[Extracted records]
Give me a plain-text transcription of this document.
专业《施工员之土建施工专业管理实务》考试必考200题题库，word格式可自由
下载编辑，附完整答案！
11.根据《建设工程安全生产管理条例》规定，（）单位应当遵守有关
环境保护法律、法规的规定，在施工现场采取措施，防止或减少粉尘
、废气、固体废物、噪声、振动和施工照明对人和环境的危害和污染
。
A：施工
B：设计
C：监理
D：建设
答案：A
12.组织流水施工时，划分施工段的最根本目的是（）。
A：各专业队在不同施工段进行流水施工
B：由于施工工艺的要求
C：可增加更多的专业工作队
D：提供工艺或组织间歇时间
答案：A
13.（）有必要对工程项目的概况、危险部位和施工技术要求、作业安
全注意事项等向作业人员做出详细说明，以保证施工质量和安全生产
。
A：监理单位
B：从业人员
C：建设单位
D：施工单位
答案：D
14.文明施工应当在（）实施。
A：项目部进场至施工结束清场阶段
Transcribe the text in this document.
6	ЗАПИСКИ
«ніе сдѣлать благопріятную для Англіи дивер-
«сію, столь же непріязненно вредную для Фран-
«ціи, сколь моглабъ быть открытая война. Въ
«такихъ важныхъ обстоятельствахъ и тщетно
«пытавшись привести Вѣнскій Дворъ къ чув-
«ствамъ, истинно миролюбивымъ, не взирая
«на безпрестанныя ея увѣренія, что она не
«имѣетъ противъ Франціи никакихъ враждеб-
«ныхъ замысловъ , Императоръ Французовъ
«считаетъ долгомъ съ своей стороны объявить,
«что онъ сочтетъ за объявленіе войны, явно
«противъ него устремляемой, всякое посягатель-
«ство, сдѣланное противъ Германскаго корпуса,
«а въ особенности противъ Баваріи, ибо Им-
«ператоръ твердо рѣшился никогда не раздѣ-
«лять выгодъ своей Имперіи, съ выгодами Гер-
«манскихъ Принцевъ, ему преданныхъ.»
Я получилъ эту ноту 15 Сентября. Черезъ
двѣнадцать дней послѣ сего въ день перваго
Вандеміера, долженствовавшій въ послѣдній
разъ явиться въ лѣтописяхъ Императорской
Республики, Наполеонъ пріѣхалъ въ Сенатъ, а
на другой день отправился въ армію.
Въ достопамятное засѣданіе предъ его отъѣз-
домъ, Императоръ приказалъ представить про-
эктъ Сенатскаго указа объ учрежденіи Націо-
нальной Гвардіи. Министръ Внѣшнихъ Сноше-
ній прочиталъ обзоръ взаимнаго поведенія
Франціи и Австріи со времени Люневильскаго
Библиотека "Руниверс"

**SET EXERCISE**: Scan the material above for the string "this" and return the lines that hold it.

**RIGHT ANSWER**:
Give me a plain-text transcription of this document.
Transcribe the text in this document.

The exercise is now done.